■ **WHAT IS BEING ASKED**
Extract every entry word for word. Skip the pictures.

Stored dataset items:
--- Begin ---

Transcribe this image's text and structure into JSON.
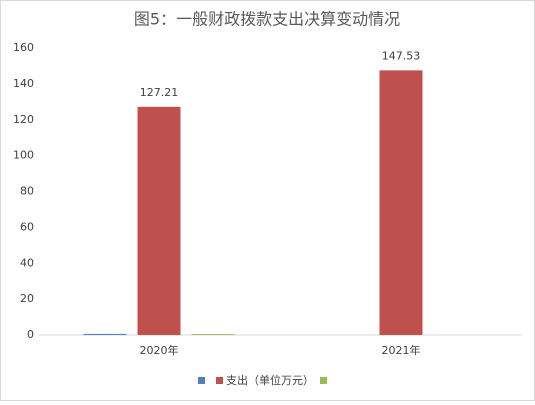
{
  "chart_data": {
    "type": "bar",
    "title": "图5：一般财政拨款支出决算变动情况",
    "categories": [
      "2020年",
      "2021年"
    ],
    "series": [
      {
        "color": "#4f81bd",
        "values": [
          0.6,
          0
        ]
      },
      {
        "name": "支出（单位万元）",
        "color": "#c0504d",
        "values": [
          127.21,
          147.53
        ]
      },
      {
        "color": "#9bbb59",
        "values": [
          0.5,
          0
        ]
      }
    ],
    "ylim": [
      0,
      160
    ],
    "yticks": [
      0,
      20,
      40,
      60,
      80,
      100,
      120,
      140,
      160
    ],
    "grid": false,
    "data_labels_series": [
      1
    ],
    "legend": "bottom"
  }
}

--- End ---

■ **FULL ANSWER**
Transcribe this image's text and structure into JSON.
{
  "chart_data": {
    "type": "bar",
    "title": "图5：一般财政拨款支出决算变动情况",
    "categories": [
      "2020年",
      "2021年"
    ],
    "series": [
      {
        "color": "#4f81bd",
        "values": [
          0.6,
          0
        ]
      },
      {
        "name": "支出（单位万元）",
        "color": "#c0504d",
        "values": [
          127.21,
          147.53
        ]
      },
      {
        "color": "#9bbb59",
        "values": [
          0.5,
          0
        ]
      }
    ],
    "ylim": [
      0,
      160
    ],
    "yticks": [
      0,
      20,
      40,
      60,
      80,
      100,
      120,
      140,
      160
    ],
    "grid": false,
    "data_labels_series": [
      1
    ],
    "legend": "bottom"
  }
}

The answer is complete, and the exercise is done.